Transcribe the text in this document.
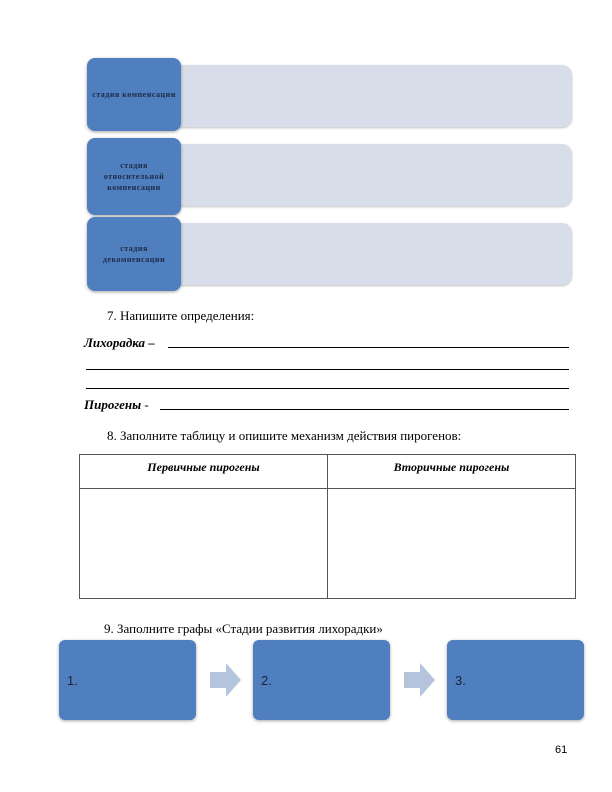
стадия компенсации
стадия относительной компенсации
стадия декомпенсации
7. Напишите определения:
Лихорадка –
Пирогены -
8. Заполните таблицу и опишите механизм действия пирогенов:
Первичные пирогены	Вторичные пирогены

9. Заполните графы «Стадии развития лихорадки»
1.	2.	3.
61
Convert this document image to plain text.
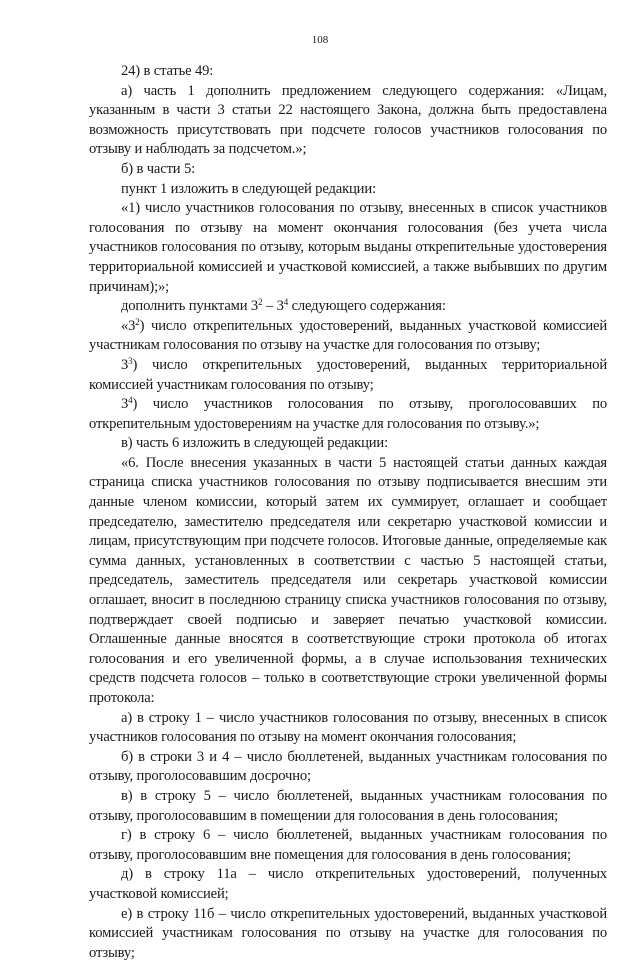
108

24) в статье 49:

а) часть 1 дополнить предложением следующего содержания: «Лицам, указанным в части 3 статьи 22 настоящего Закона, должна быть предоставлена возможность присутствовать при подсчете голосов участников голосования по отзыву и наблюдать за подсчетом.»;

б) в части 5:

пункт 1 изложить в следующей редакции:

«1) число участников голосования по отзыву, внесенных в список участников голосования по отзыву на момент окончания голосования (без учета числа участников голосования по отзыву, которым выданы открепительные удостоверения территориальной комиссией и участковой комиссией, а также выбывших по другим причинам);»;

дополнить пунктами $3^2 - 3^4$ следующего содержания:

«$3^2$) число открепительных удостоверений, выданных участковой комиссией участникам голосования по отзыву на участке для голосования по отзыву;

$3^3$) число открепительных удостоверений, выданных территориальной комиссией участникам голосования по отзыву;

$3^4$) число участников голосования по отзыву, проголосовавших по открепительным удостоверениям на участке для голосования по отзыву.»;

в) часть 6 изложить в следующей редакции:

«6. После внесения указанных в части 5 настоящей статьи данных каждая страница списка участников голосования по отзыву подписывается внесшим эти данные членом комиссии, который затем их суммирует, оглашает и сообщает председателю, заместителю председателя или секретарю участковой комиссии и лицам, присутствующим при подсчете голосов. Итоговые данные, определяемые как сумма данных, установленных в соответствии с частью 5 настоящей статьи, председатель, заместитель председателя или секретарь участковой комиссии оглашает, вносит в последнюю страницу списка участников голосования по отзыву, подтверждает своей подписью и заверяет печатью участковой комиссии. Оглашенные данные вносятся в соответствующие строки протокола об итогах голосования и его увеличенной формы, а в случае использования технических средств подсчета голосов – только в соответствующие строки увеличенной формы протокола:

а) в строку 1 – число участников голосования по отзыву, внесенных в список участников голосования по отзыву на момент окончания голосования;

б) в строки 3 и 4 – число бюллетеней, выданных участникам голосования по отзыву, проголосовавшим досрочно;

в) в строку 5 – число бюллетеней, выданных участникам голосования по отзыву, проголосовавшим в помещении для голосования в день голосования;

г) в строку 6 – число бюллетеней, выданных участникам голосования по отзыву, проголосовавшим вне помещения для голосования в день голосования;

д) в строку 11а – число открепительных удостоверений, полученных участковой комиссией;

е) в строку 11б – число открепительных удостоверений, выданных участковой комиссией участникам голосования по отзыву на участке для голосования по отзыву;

--

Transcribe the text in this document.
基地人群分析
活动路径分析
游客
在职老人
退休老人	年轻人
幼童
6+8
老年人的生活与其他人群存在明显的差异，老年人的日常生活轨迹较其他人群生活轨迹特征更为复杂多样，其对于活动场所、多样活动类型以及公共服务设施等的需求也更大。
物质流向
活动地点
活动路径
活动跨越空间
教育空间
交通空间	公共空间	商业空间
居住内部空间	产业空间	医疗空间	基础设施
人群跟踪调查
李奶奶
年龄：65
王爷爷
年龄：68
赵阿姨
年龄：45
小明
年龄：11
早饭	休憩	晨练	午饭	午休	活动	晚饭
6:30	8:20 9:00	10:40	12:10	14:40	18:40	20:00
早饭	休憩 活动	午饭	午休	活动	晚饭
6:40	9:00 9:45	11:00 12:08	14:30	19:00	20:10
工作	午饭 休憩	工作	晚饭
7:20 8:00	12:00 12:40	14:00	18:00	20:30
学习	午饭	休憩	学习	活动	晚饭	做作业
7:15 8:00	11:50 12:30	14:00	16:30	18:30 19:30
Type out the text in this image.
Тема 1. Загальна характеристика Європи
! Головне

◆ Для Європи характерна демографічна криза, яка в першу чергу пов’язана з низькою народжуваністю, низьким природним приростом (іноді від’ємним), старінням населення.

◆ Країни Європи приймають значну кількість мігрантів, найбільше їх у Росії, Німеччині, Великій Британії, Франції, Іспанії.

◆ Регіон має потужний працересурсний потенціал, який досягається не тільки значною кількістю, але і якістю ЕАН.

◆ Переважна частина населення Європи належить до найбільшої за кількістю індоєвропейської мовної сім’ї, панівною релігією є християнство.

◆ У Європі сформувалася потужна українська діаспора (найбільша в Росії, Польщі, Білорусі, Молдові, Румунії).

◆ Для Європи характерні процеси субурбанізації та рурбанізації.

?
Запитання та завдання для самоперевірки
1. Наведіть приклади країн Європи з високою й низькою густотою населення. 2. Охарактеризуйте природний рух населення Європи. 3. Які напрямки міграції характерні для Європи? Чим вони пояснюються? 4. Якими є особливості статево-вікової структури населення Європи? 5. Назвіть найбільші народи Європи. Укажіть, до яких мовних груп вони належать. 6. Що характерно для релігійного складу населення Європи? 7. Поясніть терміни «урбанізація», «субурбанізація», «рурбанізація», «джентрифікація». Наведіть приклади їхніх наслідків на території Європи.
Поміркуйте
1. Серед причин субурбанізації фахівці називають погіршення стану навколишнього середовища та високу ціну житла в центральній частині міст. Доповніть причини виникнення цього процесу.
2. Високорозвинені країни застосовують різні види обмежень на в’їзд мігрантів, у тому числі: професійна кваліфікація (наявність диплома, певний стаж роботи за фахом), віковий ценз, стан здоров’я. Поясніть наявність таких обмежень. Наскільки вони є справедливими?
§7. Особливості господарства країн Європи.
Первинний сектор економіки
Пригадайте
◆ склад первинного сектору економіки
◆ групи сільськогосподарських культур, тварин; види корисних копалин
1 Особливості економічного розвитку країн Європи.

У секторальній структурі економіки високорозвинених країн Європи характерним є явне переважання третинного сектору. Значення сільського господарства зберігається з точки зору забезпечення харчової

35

• _What to work on_
Find the lines above that include the string "Росії" and copy them.

• _Output_
◆ Країни Європи приймають значну кількість мігрантів, найбільше їх у Росії, Німеччині, Великій Британії, Франції, Іспанії.
◆ У Європі сформувалася потужна українська діаспора (найбільша в Росії, Польщі, Білорусі, Молдові, Румунії).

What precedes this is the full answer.